• _WHAT IS NEEDED_
Copy all lines holding the word "FELICIANO" from the entries.

======== DATA LINES

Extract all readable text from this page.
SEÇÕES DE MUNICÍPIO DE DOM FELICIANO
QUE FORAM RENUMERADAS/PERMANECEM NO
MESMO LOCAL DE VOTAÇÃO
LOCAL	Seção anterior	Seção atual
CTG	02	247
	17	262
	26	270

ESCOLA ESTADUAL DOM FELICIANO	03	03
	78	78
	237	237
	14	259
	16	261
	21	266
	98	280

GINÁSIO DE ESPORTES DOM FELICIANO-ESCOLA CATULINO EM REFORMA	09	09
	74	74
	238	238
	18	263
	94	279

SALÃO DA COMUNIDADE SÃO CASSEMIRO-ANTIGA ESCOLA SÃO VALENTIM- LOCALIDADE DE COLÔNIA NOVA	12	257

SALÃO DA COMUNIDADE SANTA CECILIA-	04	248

================

• _OUTPUT FOR THIS TASK_
SEÇÕES DE MUNICÍPIO DE DOM FELICIANO
ESCOLA ESTADUAL DOM FELICIANO	03	03
GINÁSIO DE ESPORTES DOM FELICIANO-ESCOLA CATULINO EM REFORMA	09	09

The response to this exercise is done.